— begin Data supplied —
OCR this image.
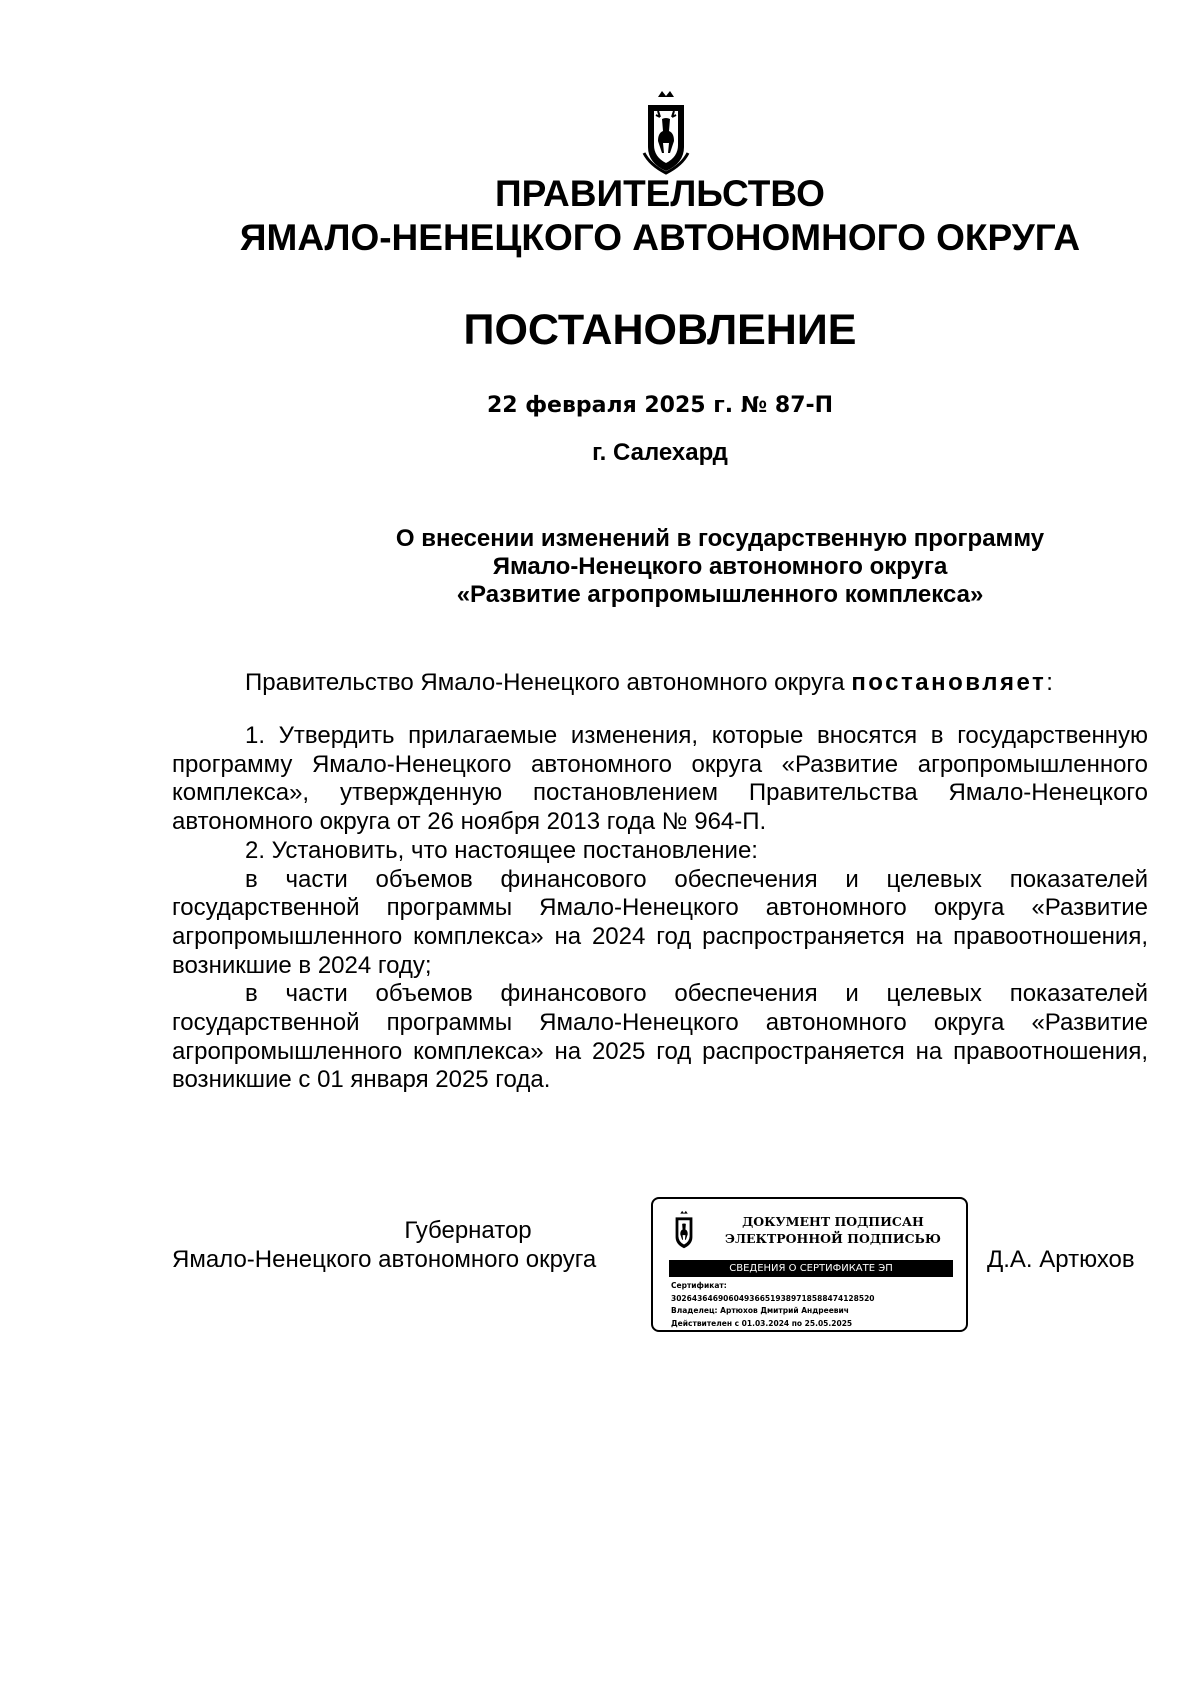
ПРАВИТЕЛЬСТВО
ЯМАЛО-НЕНЕЦКОГО АВТОНОМНОГО ОКРУГА
ПОСТАНОВЛЕНИЕ
22 февраля 2025 г. № 87-П
г. Салехард
О внесении изменений в государственную программу
Ямало-Ненецкого автономного округа
«Развитие агропромышленного комплекса»
Правительство Ямало-Ненецкого автономного округа постановляет:

1. Утвердить прилагаемые изменения, которые вносятся в государственную программу Ямало-Ненецкого автономного округа «Развитие агропромышленного комплекса», утвержденную постановлением Правительства Ямало-Ненецкого автономного округа от 26 ноября 2013 года № 964-П.

2. Установить, что настоящее постановление:

в части объемов финансового обеспечения и целевых показателей государственной программы Ямало-Ненецкого автономного округа «Развитие агропромышленного комплекса» на 2024 год распространяется на правоотношения, возникшие в 2024 году;

в части объемов финансового обеспечения и целевых показателей государственной программы Ямало-Ненецкого автономного округа «Развитие агропромышленного комплекса» на 2025 год распространяется на правоотношения, возникшие с 01 января 2025 года.

Губернатор
Ямало-Ненецкого автономного округа
ДОКУМЕНТ ПОДПИСАН
ЭЛЕКТРОННОЙ ПОДПИСЬЮ
СВЕДЕНИЯ О СЕРТИФИКАТЕ ЭП
Сертификат:
302643646906049366519389718588474128520
Владелец: Артюхов Дмитрий Андреевич
Действителен с 01.03.2024 по 25.05.2025
Д.А. Артюхов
— end Data supplied —
* Exercise aim
Go over the records above line by line and count those holding the word "программу". Reply only with the number.

* Right answer
2